● Records for processing:
★ ★ ★ ★

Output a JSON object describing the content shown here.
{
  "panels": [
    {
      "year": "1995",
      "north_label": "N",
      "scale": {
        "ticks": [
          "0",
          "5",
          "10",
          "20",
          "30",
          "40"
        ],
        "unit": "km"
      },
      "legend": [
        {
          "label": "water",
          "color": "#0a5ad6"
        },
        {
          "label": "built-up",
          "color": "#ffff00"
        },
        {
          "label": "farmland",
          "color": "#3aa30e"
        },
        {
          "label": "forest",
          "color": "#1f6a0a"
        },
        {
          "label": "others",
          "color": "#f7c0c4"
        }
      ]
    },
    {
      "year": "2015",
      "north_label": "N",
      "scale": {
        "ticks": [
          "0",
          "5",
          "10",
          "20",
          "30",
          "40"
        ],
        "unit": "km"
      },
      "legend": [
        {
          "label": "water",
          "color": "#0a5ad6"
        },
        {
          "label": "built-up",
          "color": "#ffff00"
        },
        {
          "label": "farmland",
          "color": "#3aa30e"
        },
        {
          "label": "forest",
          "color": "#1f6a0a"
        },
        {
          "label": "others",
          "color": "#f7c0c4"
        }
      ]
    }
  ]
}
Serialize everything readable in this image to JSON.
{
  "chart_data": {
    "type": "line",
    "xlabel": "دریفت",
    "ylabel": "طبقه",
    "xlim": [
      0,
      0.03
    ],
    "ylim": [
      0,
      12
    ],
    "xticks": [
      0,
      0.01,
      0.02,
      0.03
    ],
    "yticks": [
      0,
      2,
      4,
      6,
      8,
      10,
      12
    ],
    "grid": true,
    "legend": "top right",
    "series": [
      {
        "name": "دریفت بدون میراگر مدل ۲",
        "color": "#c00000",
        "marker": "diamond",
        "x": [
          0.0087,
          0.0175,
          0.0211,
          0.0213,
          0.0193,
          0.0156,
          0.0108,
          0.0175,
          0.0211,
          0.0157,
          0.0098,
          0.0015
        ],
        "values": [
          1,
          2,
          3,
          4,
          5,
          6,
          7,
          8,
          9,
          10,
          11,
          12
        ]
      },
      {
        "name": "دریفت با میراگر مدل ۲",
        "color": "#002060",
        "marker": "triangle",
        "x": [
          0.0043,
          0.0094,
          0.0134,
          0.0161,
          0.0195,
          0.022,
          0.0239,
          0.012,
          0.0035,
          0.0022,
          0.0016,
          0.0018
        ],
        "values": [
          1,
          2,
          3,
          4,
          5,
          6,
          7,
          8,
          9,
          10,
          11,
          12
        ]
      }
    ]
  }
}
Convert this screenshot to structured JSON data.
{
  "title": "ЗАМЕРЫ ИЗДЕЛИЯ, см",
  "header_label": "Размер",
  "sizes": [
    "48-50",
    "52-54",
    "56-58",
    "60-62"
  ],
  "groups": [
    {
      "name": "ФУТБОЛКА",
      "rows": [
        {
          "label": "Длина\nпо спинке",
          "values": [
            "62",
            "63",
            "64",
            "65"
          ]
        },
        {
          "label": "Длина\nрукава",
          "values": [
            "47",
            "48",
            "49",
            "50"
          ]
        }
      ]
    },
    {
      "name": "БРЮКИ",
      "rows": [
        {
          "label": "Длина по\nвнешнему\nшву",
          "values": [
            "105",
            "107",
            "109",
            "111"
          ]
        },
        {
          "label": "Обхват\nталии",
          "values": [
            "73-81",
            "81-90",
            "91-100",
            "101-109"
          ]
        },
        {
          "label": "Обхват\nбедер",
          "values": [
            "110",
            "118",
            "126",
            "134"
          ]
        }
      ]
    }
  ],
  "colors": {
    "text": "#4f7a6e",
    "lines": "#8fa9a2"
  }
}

★ ★ ★ ★

Print the material once more, exactly.

● Exercise response:
Output a JSON object describing the content shown here.
{
  "panels": [
    {
      "year": "1995",
      "north_label": "N",
      "scale": {
        "ticks": [
          "0",
          "5",
          "10",
          "20",
          "30",
          "40"
        ],
        "unit": "km"
      },
      "legend": [
        {
          "label": "water",
          "color": "#0a5ad6"
        },
        {
          "label": "built-up",
          "color": "#ffff00"
        },
        {
          "label": "farmland",
          "color": "#3aa30e"
        },
        {
          "label": "forest",
          "color": "#1f6a0a"
        },
        {
          "label": "others",
          "color": "#f7c0c4"
        }
      ]
    },
    {
      "year": "2015",
      "north_label": "N",
      "scale": {
        "ticks": [
          "0",
          "5",
          "10",
          "20",
          "30",
          "40"
        ],
        "unit": "km"
      },
      "legend": [
        {
          "label": "water",
          "color": "#0a5ad6"
        },
        {
          "label": "built-up",
          "color": "#ffff00"
        },
        {
          "label": "farmland",
          "color": "#3aa30e"
        },
        {
          "label": "forest",
          "color": "#1f6a0a"
        },
        {
          "label": "others",
          "color": "#f7c0c4"
        }
      ]
    }
  ]
}
Serialize everything readable in this image to JSON.
{
  "chart_data": {
    "type": "line",
    "xlabel": "دریفت",
    "ylabel": "طبقه",
    "xlim": [
      0,
      0.03
    ],
    "ylim": [
      0,
      12
    ],
    "xticks": [
      0,
      0.01,
      0.02,
      0.03
    ],
    "yticks": [
      0,
      2,
      4,
      6,
      8,
      10,
      12
    ],
    "grid": true,
    "legend": "top right",
    "series": [
      {
        "name": "دریفت بدون میراگر مدل ۲",
        "color": "#c00000",
        "marker": "diamond",
        "x": [
          0.0087,
          0.0175,
          0.0211,
          0.0213,
          0.0193,
          0.0156,
          0.0108,
          0.0175,
          0.0211,
          0.0157,
          0.0098,
          0.0015
        ],
        "values": [
          1,
          2,
          3,
          4,
          5,
          6,
          7,
          8,
          9,
          10,
          11,
          12
        ]
      },
      {
        "name": "دریفت با میراگر مدل ۲",
        "color": "#002060",
        "marker": "triangle",
        "x": [
          0.0043,
          0.0094,
          0.0134,
          0.0161,
          0.0195,
          0.022,
          0.0239,
          0.012,
          0.0035,
          0.0022,
          0.0016,
          0.0018
        ],
        "values": [
          1,
          2,
          3,
          4,
          5,
          6,
          7,
          8,
          9,
          10,
          11,
          12
        ]
      }
    ]
  }
}
Convert this screenshot to structured JSON data.
{
  "title": "ЗАМЕРЫ ИЗДЕЛИЯ, см",
  "header_label": "Размер",
  "sizes": [
    "48-50",
    "52-54",
    "56-58",
    "60-62"
  ],
  "groups": [
    {
      "name": "ФУТБОЛКА",
      "rows": [
        {
          "label": "Длина\nпо спинке",
          "values": [
            "62",
            "63",
            "64",
            "65"
          ]
        },
        {
          "label": "Длина\nрукава",
          "values": [
            "47",
            "48",
            "49",
            "50"
          ]
        }
      ]
    },
    {
      "name": "БРЮКИ",
      "rows": [
        {
          "label": "Длина по\nвнешнему\nшву",
          "values": [
            "105",
            "107",
            "109",
            "111"
          ]
        },
        {
          "label": "Обхват\nталии",
          "values": [
            "73-81",
            "81-90",
            "91-100",
            "101-109"
          ]
        },
        {
          "label": "Обхват\nбедер",
          "values": [
            "110",
            "118",
            "126",
            "134"
          ]
        }
      ]
    }
  ],
  "colors": {
    "text": "#4f7a6e",
    "lines": "#8fa9a2"
  }
}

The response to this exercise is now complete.